BEGIN Extract

Protect against the flu this winter
Published at: 17 May 2019
With flu season in full swing, Goulburn Valley Health’s Infection Prevention and Control Consultant Elizabeth Smith is encouraging community members to protect themselves against influenza.
Ms Smith encouraged all who were eligible to receive the vaccine to do so, either through their work place, their GP or local pharmacies.
She explained why it was important for those who could receive the vaccine to do so.
“If we vaccinate everyone in the community, the flu is less likely to spread,” she said.
“If a big cohort of people are vaccinated against the flu then there’s less chance of transmission.”
Ms Smith also dispelled some of the common myths surrounding the flu vaccine.
“With any vaccination you might get mild symptoms; you might experience minor flu-like symptoms but you can’t get the flu from the flu vaccination,” she said.
“When people get the flu vaccination it takes two weeks for your body to develop full immunity to the flu. You could still get sick during this two-week period.”

END Extract
BEGIN Excerpted data

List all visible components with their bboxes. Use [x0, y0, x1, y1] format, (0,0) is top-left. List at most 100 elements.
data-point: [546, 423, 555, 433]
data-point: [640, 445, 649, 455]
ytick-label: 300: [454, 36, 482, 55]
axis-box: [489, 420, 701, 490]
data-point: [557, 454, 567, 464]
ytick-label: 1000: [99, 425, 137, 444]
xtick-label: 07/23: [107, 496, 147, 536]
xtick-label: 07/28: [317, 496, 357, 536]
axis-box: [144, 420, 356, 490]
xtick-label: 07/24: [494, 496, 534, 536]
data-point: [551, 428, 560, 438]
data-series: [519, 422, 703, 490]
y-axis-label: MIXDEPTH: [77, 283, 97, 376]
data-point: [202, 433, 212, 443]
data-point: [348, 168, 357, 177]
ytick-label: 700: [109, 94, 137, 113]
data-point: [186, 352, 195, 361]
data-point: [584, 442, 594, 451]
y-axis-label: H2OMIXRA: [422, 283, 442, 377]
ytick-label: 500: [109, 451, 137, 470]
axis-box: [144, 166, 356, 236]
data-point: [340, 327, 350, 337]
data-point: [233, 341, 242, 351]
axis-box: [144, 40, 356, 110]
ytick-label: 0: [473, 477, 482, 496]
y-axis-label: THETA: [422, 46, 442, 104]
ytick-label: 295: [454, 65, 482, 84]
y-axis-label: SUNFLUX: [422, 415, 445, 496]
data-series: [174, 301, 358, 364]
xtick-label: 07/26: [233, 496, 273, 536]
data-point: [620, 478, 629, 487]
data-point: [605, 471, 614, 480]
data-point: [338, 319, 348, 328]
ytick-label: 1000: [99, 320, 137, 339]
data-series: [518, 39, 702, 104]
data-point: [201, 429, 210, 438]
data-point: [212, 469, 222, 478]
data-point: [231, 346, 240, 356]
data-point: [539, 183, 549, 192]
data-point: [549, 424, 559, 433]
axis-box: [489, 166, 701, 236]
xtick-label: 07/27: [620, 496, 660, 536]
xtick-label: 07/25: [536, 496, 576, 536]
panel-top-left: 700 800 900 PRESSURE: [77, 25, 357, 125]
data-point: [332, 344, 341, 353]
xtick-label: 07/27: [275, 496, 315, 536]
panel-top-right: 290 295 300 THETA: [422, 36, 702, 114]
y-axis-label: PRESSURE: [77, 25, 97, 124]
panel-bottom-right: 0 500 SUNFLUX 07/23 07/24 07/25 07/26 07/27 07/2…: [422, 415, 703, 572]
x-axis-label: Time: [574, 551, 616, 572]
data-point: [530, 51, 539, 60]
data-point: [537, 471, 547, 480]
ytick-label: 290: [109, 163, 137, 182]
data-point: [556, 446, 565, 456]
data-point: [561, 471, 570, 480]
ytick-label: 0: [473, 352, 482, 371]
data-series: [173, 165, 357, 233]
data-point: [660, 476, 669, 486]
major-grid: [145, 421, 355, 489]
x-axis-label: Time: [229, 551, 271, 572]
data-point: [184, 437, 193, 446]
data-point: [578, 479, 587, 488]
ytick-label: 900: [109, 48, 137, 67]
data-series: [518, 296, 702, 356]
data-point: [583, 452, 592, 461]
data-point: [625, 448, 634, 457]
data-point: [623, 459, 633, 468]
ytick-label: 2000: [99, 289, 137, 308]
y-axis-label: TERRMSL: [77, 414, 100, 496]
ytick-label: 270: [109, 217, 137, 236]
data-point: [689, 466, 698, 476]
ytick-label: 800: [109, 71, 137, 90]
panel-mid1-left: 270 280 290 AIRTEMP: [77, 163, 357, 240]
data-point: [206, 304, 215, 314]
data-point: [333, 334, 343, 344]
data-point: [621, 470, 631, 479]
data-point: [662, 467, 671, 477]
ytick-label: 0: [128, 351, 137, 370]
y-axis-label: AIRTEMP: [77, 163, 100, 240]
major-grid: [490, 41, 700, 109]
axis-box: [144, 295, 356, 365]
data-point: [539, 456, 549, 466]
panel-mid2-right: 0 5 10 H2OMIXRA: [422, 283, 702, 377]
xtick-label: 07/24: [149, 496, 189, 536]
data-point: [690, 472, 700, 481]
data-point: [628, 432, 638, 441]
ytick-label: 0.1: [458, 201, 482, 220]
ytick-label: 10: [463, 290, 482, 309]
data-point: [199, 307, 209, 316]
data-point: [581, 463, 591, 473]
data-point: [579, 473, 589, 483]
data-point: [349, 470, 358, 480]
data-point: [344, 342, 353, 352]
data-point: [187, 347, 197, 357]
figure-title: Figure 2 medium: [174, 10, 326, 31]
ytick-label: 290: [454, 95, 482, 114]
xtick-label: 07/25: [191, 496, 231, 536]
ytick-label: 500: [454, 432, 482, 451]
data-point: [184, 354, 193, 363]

END Excerpted data

== Questions ==
1. Rewrite the paragraph of the flu article beginning "When people get the flu vaccination" in shorter form, keeping its main facts.
2. Transcribe the flu article from "Ms Smith encouraged" to "the flu vaccine.".
3. Go on with the flu article from where it stops.
The records have no role in this work.

== Task-by-task outputs ==
1. Full immunity takes two weeks to develop after the flu vaccination, and a person can still get sick during that time.

2.
Ms Smith encouraged all who were eligible to receive the vaccine to do so, either through their work place, their GP or local pharmacies.
She explained why it was important for those who could receive the vaccine to do so.
“If we vaccinate everyone in the community, the flu is less likely to spread,” she said.
“If a big cohort of people are vaccinated against the flu then there’s less chance of transmission.”
Ms Smith also dispelled some of the common myths surrounding the flu vaccine.

3.
Ms Smith said people that did not want the vaccine often said they never got sick but these people could still be at risk of infecting others.
“Sixteen per cent of the population can actually get the flu and not experience any symptoms,” she said.
GV Health’s director of pharmacy Shams Zaidi explained the different types of vaccinations and what they protect against.
“We use a vaccination called Fluquadri,” he said.
“There are three types of flu vaccinations.”
Mr Zaidi said there were different vaccinations for children, adults and the elderly.
The vaccine for children and adults protected against four strains of the flu while the elderly dosage protected against three strains.
You never forget the flu
GV Health has already seen a flu outbreak this season.
GV Health’s Director of Intern Training and Clinical Supervision in the Emergency Department, Dr Carolyn Kamenjarin said ED was currently getting a lot of presentations of people with flu-like symptoms.
“They often present with a running nose, sore throat, aching muscles, a cough and tiredness,” she said.
Dr Kamenjarin said they ensured these people wore a mask and encouraged those presenting with these symptoms to ask for a mask on arrival.
“We assess them to see if there are any underlying complications of the flu,” she said.
“If they’re well enough to go home we will send them home; sometimes we can provide early treatment called Tamiflu which is an anti-viral medication.
“If they have an underlying disease or if they’ve got complications of the flu such as pneumonia, we will admit them to hospital.”
Ms Smith highlighted the fact the recent outbreak reflected what was going on in the general community.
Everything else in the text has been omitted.